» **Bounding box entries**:
-- begin --

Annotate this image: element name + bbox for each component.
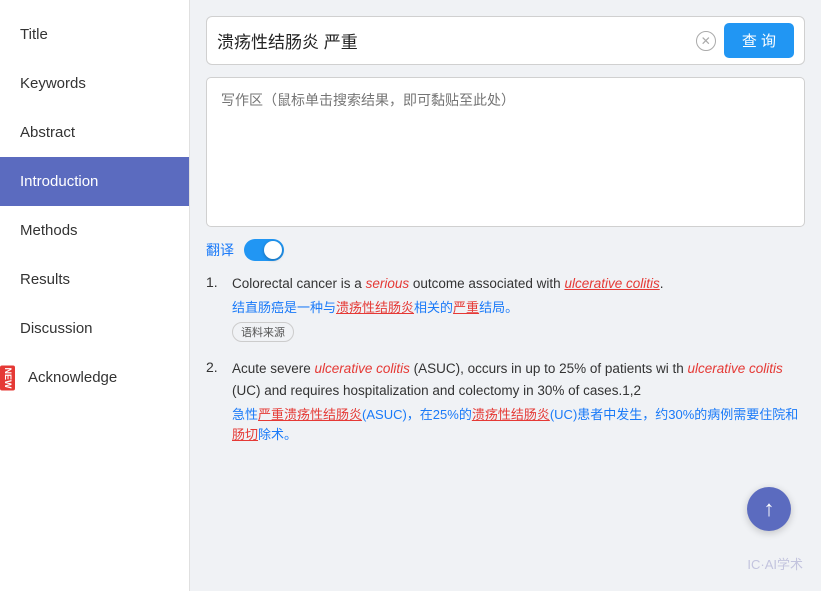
sidebar: Title Keywords Abstract Introduction Met… bbox=[0, 0, 190, 591]
search-clear-button[interactable]: ✕ bbox=[696, 31, 716, 51]
translate-toggle[interactable] bbox=[244, 239, 284, 261]
result-zh-text-2: 急性严重溃疡性结肠炎(ASUC)，在25%的溃疡性结肠炎(UC)患者中发生，约3… bbox=[232, 405, 805, 447]
result-item-2: 2. Acute severe ulcerative colitis (ASUC… bbox=[206, 358, 805, 446]
sidebar-item-label: Introduction bbox=[20, 173, 98, 190]
sidebar-item-title[interactable]: Title bbox=[0, 10, 189, 59]
sidebar-item-introduction[interactable]: Introduction bbox=[0, 157, 189, 206]
highlight-zh-severe-uc: 严重溃疡性结肠炎 bbox=[258, 407, 362, 422]
result-zh-text-1: 结直肠癌是一种与溃疡性结肠炎相关的严重结局。 bbox=[232, 298, 805, 319]
result-number: 1. bbox=[206, 273, 222, 342]
scroll-top-icon: ↑ bbox=[764, 498, 775, 520]
highlight-uc-1: ulcerative colitis bbox=[564, 276, 659, 291]
sidebar-item-label: Discussion bbox=[20, 320, 93, 337]
highlight-zh-resection: 肠切 bbox=[232, 427, 258, 442]
writing-area[interactable] bbox=[206, 77, 805, 227]
highlight-zh-serious: 严重 bbox=[453, 300, 479, 315]
highlight-zh-uc2: 溃疡性结肠炎 bbox=[472, 407, 550, 422]
highlight-uc-2b: ulcerative colitis bbox=[687, 361, 782, 376]
new-badge: NEW bbox=[0, 365, 15, 390]
translate-label: 翻译 bbox=[206, 240, 234, 260]
sidebar-item-methods[interactable]: Methods bbox=[0, 206, 189, 255]
sidebar-item-results[interactable]: Results bbox=[0, 255, 189, 304]
sidebar-item-acknowledge[interactable]: NEW Acknowledge bbox=[0, 353, 189, 402]
toggle-knob bbox=[264, 241, 282, 259]
sidebar-item-label: Acknowledge bbox=[28, 369, 117, 386]
sidebar-item-label: Abstract bbox=[20, 124, 75, 141]
result-content-1: Colorectal cancer is a serious outcome a… bbox=[232, 273, 805, 342]
source-badge-1[interactable]: 语料来源 bbox=[232, 322, 294, 342]
search-bar: ✕ 查 询 bbox=[206, 16, 805, 65]
highlight-zh-uc: 溃疡性结肠炎 bbox=[336, 300, 414, 315]
main-content: ✕ 查 询 翻译 1. Colorectal cancer is a serio… bbox=[190, 0, 821, 591]
sidebar-item-discussion[interactable]: Discussion bbox=[0, 304, 189, 353]
sidebar-item-label: Keywords bbox=[20, 75, 86, 92]
scroll-top-button[interactable]: ↑ bbox=[747, 487, 791, 531]
result-item-1: 1. Colorectal cancer is a serious outcom… bbox=[206, 273, 805, 342]
result-number-2: 2. bbox=[206, 358, 222, 446]
sidebar-item-label: Results bbox=[20, 271, 70, 288]
sidebar-item-keywords[interactable]: Keywords bbox=[0, 59, 189, 108]
results-list: 1. Colorectal cancer is a serious outcom… bbox=[206, 273, 805, 446]
sidebar-item-label: Title bbox=[20, 26, 48, 43]
search-button[interactable]: 查 询 bbox=[724, 23, 794, 58]
result-en-text-1[interactable]: Colorectal cancer is a serious outcome a… bbox=[232, 273, 805, 295]
highlight-uc-2a: ulcerative colitis bbox=[315, 361, 410, 376]
highlight-serious: serious bbox=[366, 276, 410, 291]
result-en-text-2[interactable]: Acute severe ulcerative colitis (ASUC), … bbox=[232, 358, 805, 401]
close-icon: ✕ bbox=[701, 34, 711, 48]
search-input[interactable] bbox=[217, 31, 688, 51]
sidebar-item-abstract[interactable]: Abstract bbox=[0, 108, 189, 157]
translate-row: 翻译 bbox=[206, 239, 805, 261]
result-content-2: Acute severe ulcerative colitis (ASUC), … bbox=[232, 358, 805, 446]
sidebar-item-label: Methods bbox=[20, 222, 78, 239]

-- end --

» **EXERCISE**:
Rewrite the records, swapping every "sidebar-item-label" for "nav-label" and keeping everything else the same. Omit the pictures.

» **EXPECTED ANSWER**:
Annotate this image: element name + bbox for each component.
sidebar: Title Keywords Abstract Introduction Met… bbox=[0, 0, 190, 591]
search-clear-button[interactable]: ✕ bbox=[696, 31, 716, 51]
translate-toggle[interactable] bbox=[244, 239, 284, 261]
result-zh-text-2: 急性严重溃疡性结肠炎(ASUC)，在25%的溃疡性结肠炎(UC)患者中发生，约3… bbox=[232, 405, 805, 447]
result-item-2: 2. Acute severe ulcerative colitis (ASUC… bbox=[206, 358, 805, 446]
nav-label: Introduction bbox=[20, 173, 98, 190]
sidebar-item-title[interactable]: Title bbox=[0, 10, 189, 59]
sidebar-item-introduction[interactable]: Introduction bbox=[0, 157, 189, 206]
highlight-zh-severe-uc: 严重溃疡性结肠炎 bbox=[258, 407, 362, 422]
result-zh-text-1: 结直肠癌是一种与溃疡性结肠炎相关的严重结局。 bbox=[232, 298, 805, 319]
result-number: 1. bbox=[206, 273, 222, 342]
scroll-top-icon: ↑ bbox=[764, 498, 775, 520]
highlight-uc-1: ulcerative colitis bbox=[564, 276, 659, 291]
nav-label: Discussion bbox=[20, 320, 93, 337]
highlight-zh-resection: 肠切 bbox=[232, 427, 258, 442]
writing-area[interactable] bbox=[206, 77, 805, 227]
highlight-zh-serious: 严重 bbox=[453, 300, 479, 315]
highlight-zh-uc2: 溃疡性结肠炎 bbox=[472, 407, 550, 422]
highlight-uc-2b: ulcerative colitis bbox=[687, 361, 782, 376]
new-badge: NEW bbox=[0, 365, 15, 390]
translate-label: 翻译 bbox=[206, 240, 234, 260]
sidebar-item-methods[interactable]: Methods bbox=[0, 206, 189, 255]
sidebar-item-results[interactable]: Results bbox=[0, 255, 189, 304]
sidebar-item-acknowledge[interactable]: NEW Acknowledge bbox=[0, 353, 189, 402]
toggle-knob bbox=[264, 241, 282, 259]
nav-label: Acknowledge bbox=[28, 369, 117, 386]
nav-label: Abstract bbox=[20, 124, 75, 141]
result-content-1: Colorectal cancer is a serious outcome a… bbox=[232, 273, 805, 342]
source-badge-1[interactable]: 语料来源 bbox=[232, 322, 294, 342]
search-bar: ✕ 查 询 bbox=[206, 16, 805, 65]
highlight-zh-uc: 溃疡性结肠炎 bbox=[336, 300, 414, 315]
main-content: ✕ 查 询 翻译 1. Colorectal cancer is a serio… bbox=[190, 0, 821, 591]
sidebar-item-discussion[interactable]: Discussion bbox=[0, 304, 189, 353]
nav-label: Keywords bbox=[20, 75, 86, 92]
scroll-top-button[interactable]: ↑ bbox=[747, 487, 791, 531]
result-item-1: 1. Colorectal cancer is a serious outcom… bbox=[206, 273, 805, 342]
result-number-2: 2. bbox=[206, 358, 222, 446]
nav-label: Results bbox=[20, 271, 70, 288]
sidebar-item-keywords[interactable]: Keywords bbox=[0, 59, 189, 108]
results-list: 1. Colorectal cancer is a serious outcom… bbox=[206, 273, 805, 446]
nav-label: Title bbox=[20, 26, 48, 43]
search-button[interactable]: 查 询 bbox=[724, 23, 794, 58]
result-en-text-1[interactable]: Colorectal cancer is a serious outcome a… bbox=[232, 273, 805, 295]
highlight-uc-2a: ulcerative colitis bbox=[315, 361, 410, 376]
highlight-serious: serious bbox=[366, 276, 410, 291]
result-en-text-2[interactable]: Acute severe ulcerative colitis (ASUC), … bbox=[232, 358, 805, 401]
close-icon: ✕ bbox=[701, 34, 711, 48]
search-input[interactable] bbox=[217, 31, 688, 51]
sidebar-item-abstract[interactable]: Abstract bbox=[0, 108, 189, 157]
translate-row: 翻译 bbox=[206, 239, 805, 261]
result-content-2: Acute severe ulcerative colitis (ASUC), … bbox=[232, 358, 805, 446]
nav-label: Methods bbox=[20, 222, 78, 239]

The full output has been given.